## start PROVIDED DATA

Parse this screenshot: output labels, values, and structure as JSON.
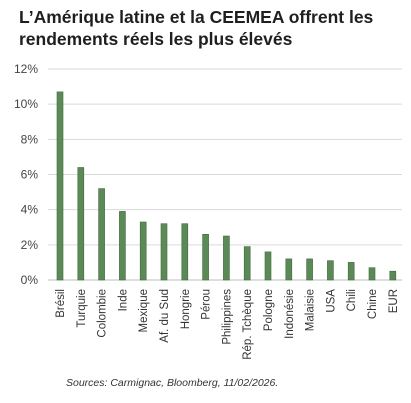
{
  "title": "L’Amérique latine et la CEEMEA offrent les rendements réels les plus élevés",
  "source": "Sources: Carmignac, Bloomberg, 11/02/2026.",
  "chart_data": {
    "type": "bar",
    "title": "L’Amérique latine et la CEEMEA offrent les rendements réels les plus élevés",
    "xlabel": "",
    "ylabel": "",
    "categories": [
      "Brésil",
      "Turquie",
      "Colombie",
      "Inde",
      "Mexique",
      "Af. du Sud",
      "Hongrie",
      "Pérou",
      "Philippines",
      "Rép. Tchèque",
      "Pologne",
      "Indonésie",
      "Malaisie",
      "USA",
      "Chili",
      "Chine",
      "EUR"
    ],
    "values": [
      10.7,
      6.4,
      5.2,
      3.9,
      3.3,
      3.2,
      3.2,
      2.6,
      2.5,
      1.9,
      1.6,
      1.2,
      1.2,
      1.1,
      1.0,
      0.7,
      0.5
    ],
    "ylim": [
      0,
      12
    ],
    "yticks": [
      0,
      2,
      4,
      6,
      8,
      10,
      12
    ],
    "ytick_labels": [
      "0%",
      "2%",
      "4%",
      "6%",
      "8%",
      "10%",
      "12%"
    ],
    "grid": true,
    "legend": "none",
    "bar_color": "#5b8a56",
    "bar_edge_color": "#3f6a3b",
    "grid_color": "#d9d9d9"
  }
}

## end PROVIDED DATA

__EXERCISE OBJECTIVE__
Each line that holds the string "CEEMEA" counts once; give the total and nothing else.

__TASK RESPONSE__
2